*EXERCISE INSTRUCTIONS*:
What is the number of lines holding the word "littlest"? Write that number and nothing else.

Begin DATA EXTRACT

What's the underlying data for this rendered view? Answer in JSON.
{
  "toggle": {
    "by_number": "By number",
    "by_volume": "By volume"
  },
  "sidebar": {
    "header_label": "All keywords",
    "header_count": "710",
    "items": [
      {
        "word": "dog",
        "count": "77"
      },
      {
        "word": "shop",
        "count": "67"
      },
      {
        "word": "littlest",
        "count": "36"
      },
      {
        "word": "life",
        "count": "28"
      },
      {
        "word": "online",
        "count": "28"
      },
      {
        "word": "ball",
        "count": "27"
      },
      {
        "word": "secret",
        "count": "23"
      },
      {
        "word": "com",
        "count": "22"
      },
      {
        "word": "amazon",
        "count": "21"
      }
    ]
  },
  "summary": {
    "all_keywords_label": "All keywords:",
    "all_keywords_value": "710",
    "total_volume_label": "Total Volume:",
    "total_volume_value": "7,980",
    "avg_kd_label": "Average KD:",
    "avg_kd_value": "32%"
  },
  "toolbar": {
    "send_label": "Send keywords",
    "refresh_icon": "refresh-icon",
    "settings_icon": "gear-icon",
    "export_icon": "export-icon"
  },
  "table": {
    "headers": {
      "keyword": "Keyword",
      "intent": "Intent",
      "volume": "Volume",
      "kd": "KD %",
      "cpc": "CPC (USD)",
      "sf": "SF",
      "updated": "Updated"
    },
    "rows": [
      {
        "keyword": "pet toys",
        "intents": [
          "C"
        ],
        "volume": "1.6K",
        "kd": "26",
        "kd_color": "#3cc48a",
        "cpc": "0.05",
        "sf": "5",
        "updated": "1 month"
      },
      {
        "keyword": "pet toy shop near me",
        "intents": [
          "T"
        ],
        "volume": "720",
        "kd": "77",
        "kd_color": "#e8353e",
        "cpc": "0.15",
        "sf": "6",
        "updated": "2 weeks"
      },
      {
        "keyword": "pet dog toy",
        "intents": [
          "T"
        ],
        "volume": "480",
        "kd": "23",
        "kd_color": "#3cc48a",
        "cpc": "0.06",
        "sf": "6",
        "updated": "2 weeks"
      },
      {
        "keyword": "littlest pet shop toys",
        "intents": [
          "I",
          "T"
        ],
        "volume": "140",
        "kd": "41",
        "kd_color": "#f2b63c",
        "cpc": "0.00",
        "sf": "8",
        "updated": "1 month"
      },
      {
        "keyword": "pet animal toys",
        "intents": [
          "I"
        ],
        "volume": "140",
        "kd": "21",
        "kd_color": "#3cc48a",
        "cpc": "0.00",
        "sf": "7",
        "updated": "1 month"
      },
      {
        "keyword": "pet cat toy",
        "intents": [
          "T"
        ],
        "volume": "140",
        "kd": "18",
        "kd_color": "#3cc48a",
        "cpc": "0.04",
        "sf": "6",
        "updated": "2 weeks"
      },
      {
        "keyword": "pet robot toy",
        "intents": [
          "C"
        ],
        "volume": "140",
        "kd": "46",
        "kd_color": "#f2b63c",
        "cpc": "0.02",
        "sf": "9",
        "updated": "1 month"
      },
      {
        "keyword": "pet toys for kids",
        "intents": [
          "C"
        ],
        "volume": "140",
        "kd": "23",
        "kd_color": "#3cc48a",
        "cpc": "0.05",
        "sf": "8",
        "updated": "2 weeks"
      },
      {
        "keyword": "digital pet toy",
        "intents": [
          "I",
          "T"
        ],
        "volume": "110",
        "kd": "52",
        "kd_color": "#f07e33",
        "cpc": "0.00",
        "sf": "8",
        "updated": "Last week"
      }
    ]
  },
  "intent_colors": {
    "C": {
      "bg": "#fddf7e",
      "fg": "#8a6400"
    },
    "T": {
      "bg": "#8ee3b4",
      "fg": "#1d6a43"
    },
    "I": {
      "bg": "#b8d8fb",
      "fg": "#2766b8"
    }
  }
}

End DATA EXTRACT

*TASK ANSWER*:
2